### [REQUIREMENT]
Pictures aside, repeat every entry exactly.

Data entries
★ ★ ★ ★ ★ ★ ★
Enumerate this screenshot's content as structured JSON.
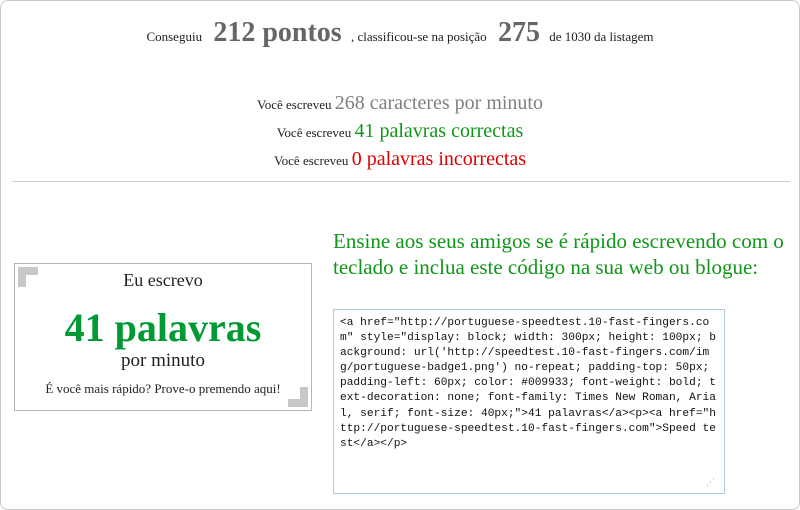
{
  "result": {
    "prefix": "Conseguiu",
    "points": "212 pontos",
    "middle": ", classificou-se na posição",
    "rank": "275",
    "suffix": "de 1030 da listagem"
  },
  "stats": [
    {
      "label": "Você escreveu",
      "value": "268 caracteres por minuto"
    },
    {
      "label": "Você escreveu",
      "value": "41 palavras correctas"
    },
    {
      "label": "Você escreveu",
      "value": "0 palavras incorrectas"
    }
  ],
  "badge": {
    "line1": "Eu escrevo",
    "line2": "41 palavras",
    "line3": "por minuto",
    "line4": "É você mais rápido? Prove-o premendo aqui!"
  },
  "share": {
    "text": "Ensine aos seus amigos se é rápido escrevendo com o teclado e inclua este código na sua web ou blogue:",
    "code": "<a href=\"http://portuguese-speedtest.10-fast-fingers.com\" style=\"display: block; width: 300px; height: 100px; background: url('http://speedtest.10-fast-fingers.com/img/portuguese-badge1.png') no-repeat; padding-top: 50px; padding-left: 60px; color: #009933; font-weight: bold; text-decoration: none; font-family: Times New Roman, Arial, serif; font-size: 40px;\">41 palavras</a><p><a href=\"http://portuguese-speedtest.10-fast-fingers.com\">Speed test</a></p>"
  },
  "colors": {
    "correct": "#109618",
    "incorrect": "#e00000",
    "neutral": "#808080",
    "badge_green": "#009933"
  }
}
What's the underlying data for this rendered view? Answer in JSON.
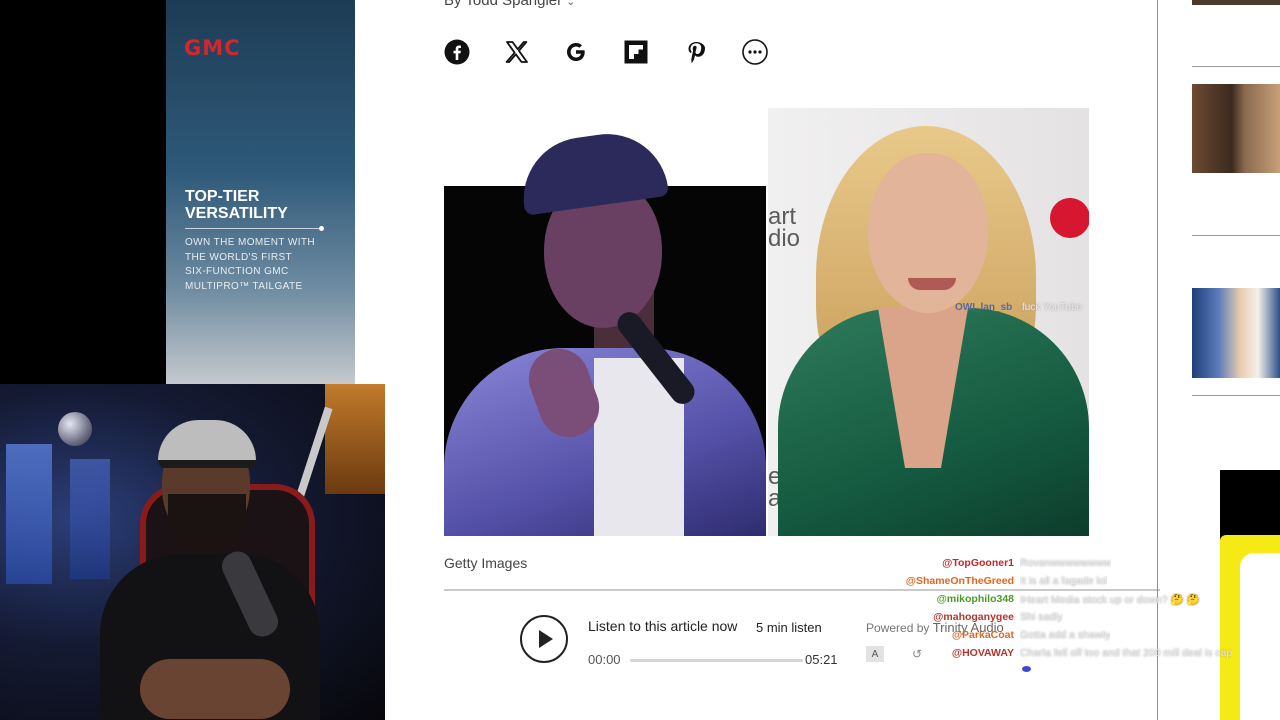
{
  "article": {
    "byline": "By Todd Spangler",
    "byline_chevron": "⌄",
    "image_caption": "Getty Images"
  },
  "share_icons": [
    "facebook-icon",
    "x-icon",
    "google-icon",
    "flipboard-icon",
    "pinterest-icon",
    "more-icon"
  ],
  "photo_left_logo": [],
  "photo_right_logo": [
    "art",
    "dio",
    "eart",
    "adio"
  ],
  "ad": {
    "brand": "GMC",
    "headline": "TOP-TIER\nVERSATILITY",
    "body": "OWN THE MOMENT WITH\nTHE WORLD'S FIRST\nSIX-FUNCTION GMC\nMULTIPRO™ TAILGATE",
    "brand_color": "#d3262d"
  },
  "audio_player": {
    "listen_label": "Listen to this article now",
    "duration_label": "5 min listen",
    "current_time": "00:00",
    "total_time": "05:21",
    "powered_by": "Powered by",
    "provider": "Trinity Audio",
    "progress": 0
  },
  "stream_overlay": {
    "floating_user": "OWI_lan_sb",
    "floating_message": "fuck YouTube",
    "chat": [
      {
        "user": "@TopGooner1",
        "color": "#c2272d",
        "message": "Rovanwwwwwwww"
      },
      {
        "user": "@ShameOnTheGreed",
        "color": "#e0661e",
        "message": "It is all a fagade lol"
      },
      {
        "user": "@mikophilo348",
        "color": "#4a9a2a",
        "message": "iHeart Media stock up or down? 🤔 🤔"
      },
      {
        "user": "@mahoganygee",
        "color": "#b5332b",
        "message": "Shi sadly"
      },
      {
        "user": "@ParkaCoat",
        "color": "#d66a2a",
        "message": "Gotta add a shawty"
      },
      {
        "user": "@HOVAWAY",
        "color": "#b5332b",
        "message": "Charla fell off too and that 200 mill deal is cap"
      }
    ]
  }
}
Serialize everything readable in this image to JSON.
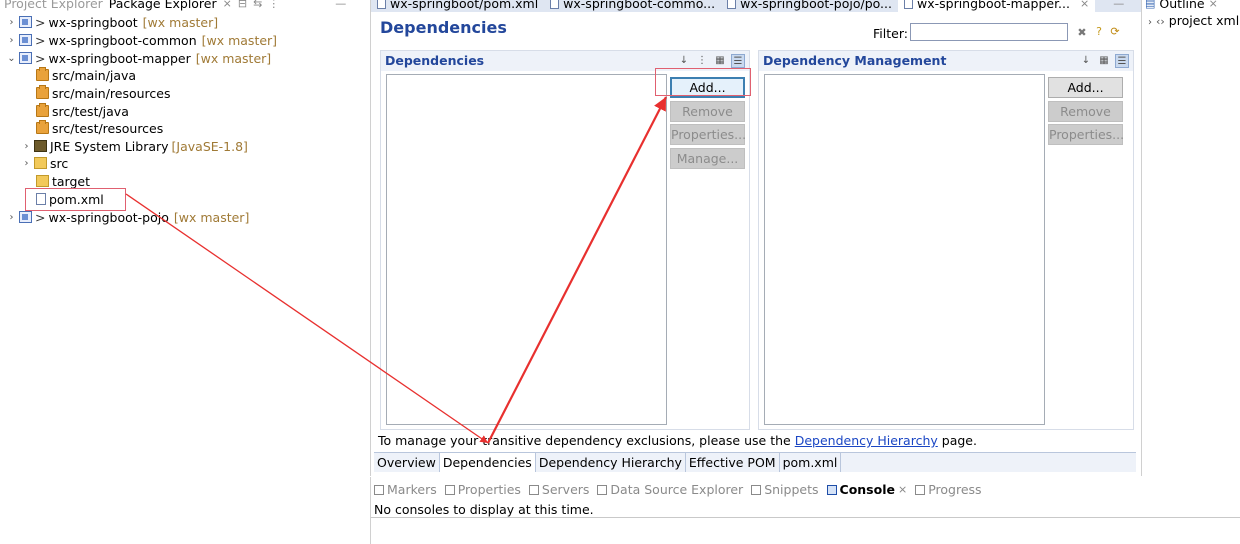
{
  "package_explorer": {
    "tabs": [
      "Project Explorer",
      "Package Explorer"
    ],
    "tree": [
      {
        "label": "wx-springboot",
        "prefix": ">",
        "git": "[wx master]",
        "twisty": ">"
      },
      {
        "label": "wx-springboot-common",
        "prefix": ">",
        "git": "[wx master]",
        "twisty": ">"
      },
      {
        "label": "wx-springboot-mapper",
        "prefix": ">",
        "git": "[wx master]",
        "twisty": "v"
      },
      {
        "label": "src/main/java"
      },
      {
        "label": "src/main/resources"
      },
      {
        "label": "src/test/java"
      },
      {
        "label": "src/test/resources"
      },
      {
        "label": "JRE System Library",
        "extra": "[JavaSE-1.8]",
        "twisty": ">"
      },
      {
        "label": "src",
        "twisty": ">"
      },
      {
        "label": "target"
      },
      {
        "label": "pom.xml"
      },
      {
        "label": "wx-springboot-pojo",
        "prefix": ">",
        "git": "[wx master]",
        "twisty": ">"
      }
    ]
  },
  "editor": {
    "tabs": [
      "wx-springboot/pom.xml",
      "wx-springboot-commo...",
      "wx-springboot-pojo/po...",
      "wx-springboot-mapper..."
    ],
    "title": "Dependencies",
    "filter_label": "Filter:",
    "filter_value": "",
    "dependencies_section": {
      "title": "Dependencies",
      "buttons": [
        "Add...",
        "Remove",
        "Properties...",
        "Manage..."
      ]
    },
    "dependency_management_section": {
      "title": "Dependency Management",
      "buttons": [
        "Add...",
        "Remove",
        "Properties..."
      ]
    },
    "hint_prefix": "To manage your transitive dependency exclusions, please use the",
    "hint_link": "Dependency Hierarchy",
    "hint_suffix": "page.",
    "page_tabs": [
      "Overview",
      "Dependencies",
      "Dependency Hierarchy",
      "Effective POM",
      "pom.xml"
    ],
    "active_page_tab": "Dependencies"
  },
  "outline": {
    "tab": "Outline",
    "item": "project xml"
  },
  "console": {
    "tabs": [
      "Markers",
      "Properties",
      "Servers",
      "Data Source Explorer",
      "Snippets",
      "Console",
      "Progress"
    ],
    "active_tab": "Console",
    "message": "No consoles to display at this time."
  },
  "annotation_color": "#e8302f"
}
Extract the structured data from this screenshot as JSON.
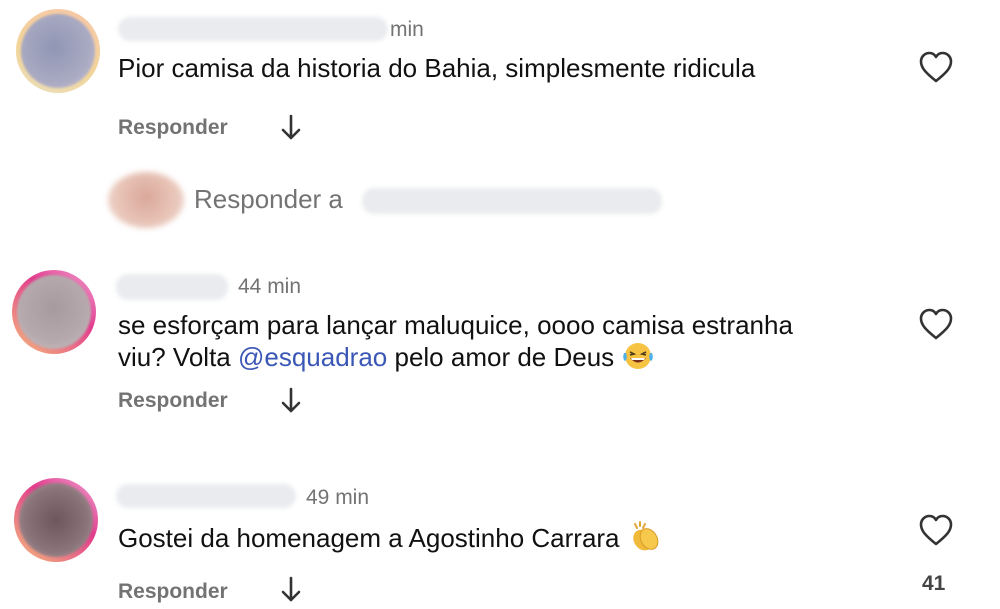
{
  "comments": [
    {
      "time": "min",
      "text": "Pior camisa da historia do Bahia, simplesmente ridicula",
      "reply_label": "Responder"
    },
    {
      "time": "44 min",
      "text_before": "se esforçam para lançar maluquice, oooo camisa estranha",
      "text_line2_start": "viu? Volta ",
      "mention": "@esquadrao",
      "text_after": " pelo amor de Deus",
      "emoji": "laughing-tears",
      "reply_label": "Responder"
    },
    {
      "time": "49 min",
      "text": "Gostei da homenagem a Agostinho Carrara",
      "emoji": "clapping-hands",
      "reply_label": "Responder",
      "like_count": "41"
    }
  ],
  "reply_box": {
    "placeholder": "Responder a"
  },
  "icons": {
    "heart": "heart-outline-icon",
    "arrow": "arrow-down-icon"
  }
}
★ ★ ★ ★ ★ ★ ★
### [RIGHT ANSWER]
Enumerate this screenshot's content as structured JSON.
{
  "result": {
    "prefix": "Conseguiu",
    "points": "212 pontos",
    "middle": ", classificou-se na posição",
    "rank": "275",
    "suffix": "de 1030 da listagem"
  },
  "stats": [
    {
      "label": "Você escreveu",
      "value": "268 caracteres por minuto"
    },
    {
      "label": "Você escreveu",
      "value": "41 palavras correctas"
    },
    {
      "label": "Você escreveu",
      "value": "0 palavras incorrectas"
    }
  ],
  "badge": {
    "line1": "Eu escrevo",
    "line2": "41 palavras",
    "line3": "por minuto",
    "line4": "É você mais rápido? Prove-o premendo aqui!"
  },
  "share": {
    "text": "Ensine aos seus amigos se é rápido escrevendo com o teclado e inclua este código na sua web ou blogue:",
    "code": "<a href=\"http://portuguese-speedtest.10-fast-fingers.com\" style=\"display: block; width: 300px; height: 100px; background: url('http://speedtest.10-fast-fingers.com/img/portuguese-badge1.png') no-repeat; padding-top: 50px; padding-left: 60px; color: #009933; font-weight: bold; text-decoration: none; font-family: Times New Roman, Arial, serif; font-size: 40px;\">41 palavras</a><p><a href=\"http://portuguese-speedtest.10-fast-fingers.com\">Speed test</a></p>"
  },
  "colors": {
    "correct": "#109618",
    "incorrect": "#e00000",
    "neutral": "#808080",
    "badge_green": "#009933"
  }
}
What's the underlying data for this rendered view? Answer in JSON.
{
  "article": {
    "byline": "By Todd Spangler",
    "byline_chevron": "⌄",
    "image_caption": "Getty Images"
  },
  "share_icons": [
    "facebook-icon",
    "x-icon",
    "google-icon",
    "flipboard-icon",
    "pinterest-icon",
    "more-icon"
  ],
  "photo_left_logo": [],
  "photo_right_logo": [
    "art",
    "dio",
    "eart",
    "adio"
  ],
  "ad": {
    "brand": "GMC",
    "headline": "TOP-TIER\nVERSATILITY",
    "body": "OWN THE MOMENT WITH\nTHE WORLD'S FIRST\nSIX-FUNCTION GMC\nMULTIPRO™ TAILGATE",
    "brand_color": "#d3262d"
  },
  "audio_player": {
    "listen_label": "Listen to this article now",
    "duration_label": "5 min listen",
    "current_time": "00:00",
    "total_time": "05:21",
    "powered_by": "Powered by",
    "provider": "Trinity Audio",
    "progress": 0
  },
  "stream_overlay": {
    "floating_user": "OWI_lan_sb",
    "floating_message": "fuck YouTube",
    "chat": [
      {
        "user": "@TopGooner1",
        "color": "#c2272d",
        "message": "Rovanwwwwwwww"
      },
      {
        "user": "@ShameOnTheGreed",
        "color": "#e0661e",
        "message": "It is all a fagade lol"
      },
      {
        "user": "@mikophilo348",
        "color": "#4a9a2a",
        "message": "iHeart Media stock up or down? 🤔 🤔"
      },
      {
        "user": "@mahoganygee",
        "color": "#b5332b",
        "message": "Shi sadly"
      },
      {
        "user": "@ParkaCoat",
        "color": "#d66a2a",
        "message": "Gotta add a shawty"
      },
      {
        "user": "@HOVAWAY",
        "color": "#b5332b",
        "message": "Charla fell off too and that 200 mill deal is cap"
      }
    ]
  }
}
Serialize everything readable in this image to JSON.
{
  "package_explorer": {
    "tabs": [
      "Project Explorer",
      "Package Explorer"
    ],
    "tree": [
      {
        "label": "wx-springboot",
        "prefix": ">",
        "git": "[wx master]",
        "twisty": ">"
      },
      {
        "label": "wx-springboot-common",
        "prefix": ">",
        "git": "[wx master]",
        "twisty": ">"
      },
      {
        "label": "wx-springboot-mapper",
        "prefix": ">",
        "git": "[wx master]",
        "twisty": "v"
      },
      {
        "label": "src/main/java"
      },
      {
        "label": "src/main/resources"
      },
      {
        "label": "src/test/java"
      },
      {
        "label": "src/test/resources"
      },
      {
        "label": "JRE System Library",
        "extra": "[JavaSE-1.8]",
        "twisty": ">"
      },
      {
        "label": "src",
        "twisty": ">"
      },
      {
        "label": "target"
      },
      {
        "label": "pom.xml"
      },
      {
        "label": "wx-springboot-pojo",
        "prefix": ">",
        "git": "[wx master]",
        "twisty": ">"
      }
    ]
  },
  "editor": {
    "tabs": [
      "wx-springboot/pom.xml",
      "wx-springboot-commo...",
      "wx-springboot-pojo/po...",
      "wx-springboot-mapper..."
    ],
    "title": "Dependencies",
    "filter_label": "Filter:",
    "filter_value": "",
    "dependencies_section": {
      "title": "Dependencies",
      "buttons": [
        "Add...",
        "Remove",
        "Properties...",
        "Manage..."
      ]
    },
    "dependency_management_section": {
      "title": "Dependency Management",
      "buttons": [
        "Add...",
        "Remove",
        "Properties..."
      ]
    },
    "hint_prefix": "To manage your transitive dependency exclusions, please use the",
    "hint_link": "Dependency Hierarchy",
    "hint_suffix": "page.",
    "page_tabs": [
      "Overview",
      "Dependencies",
      "Dependency Hierarchy",
      "Effective POM",
      "pom.xml"
    ],
    "active_page_tab": "Dependencies"
  },
  "outline": {
    "tab": "Outline",
    "item": "project xml"
  },
  "console": {
    "tabs": [
      "Markers",
      "Properties",
      "Servers",
      "Data Source Explorer",
      "Snippets",
      "Console",
      "Progress"
    ],
    "active_tab": "Console",
    "message": "No consoles to display at this time."
  },
  "annotation_color": "#e8302f"
}
Extract the structured data from this screenshot as JSON.
{
  "comments": [
    {
      "time": "min",
      "text": "Pior camisa da historia do Bahia, simplesmente ridicula",
      "reply_label": "Responder"
    },
    {
      "time": "44 min",
      "text_before": "se esforçam para lançar maluquice, oooo camisa estranha",
      "text_line2_start": "viu? Volta ",
      "mention": "@esquadrao",
      "text_after": " pelo amor de Deus",
      "emoji": "laughing-tears",
      "reply_label": "Responder"
    },
    {
      "time": "49 min",
      "text": "Gostei da homenagem a Agostinho Carrara",
      "emoji": "clapping-hands",
      "reply_label": "Responder",
      "like_count": "41"
    }
  ],
  "reply_box": {
    "placeholder": "Responder a"
  },
  "icons": {
    "heart": "heart-outline-icon",
    "arrow": "arrow-down-icon"
  }
}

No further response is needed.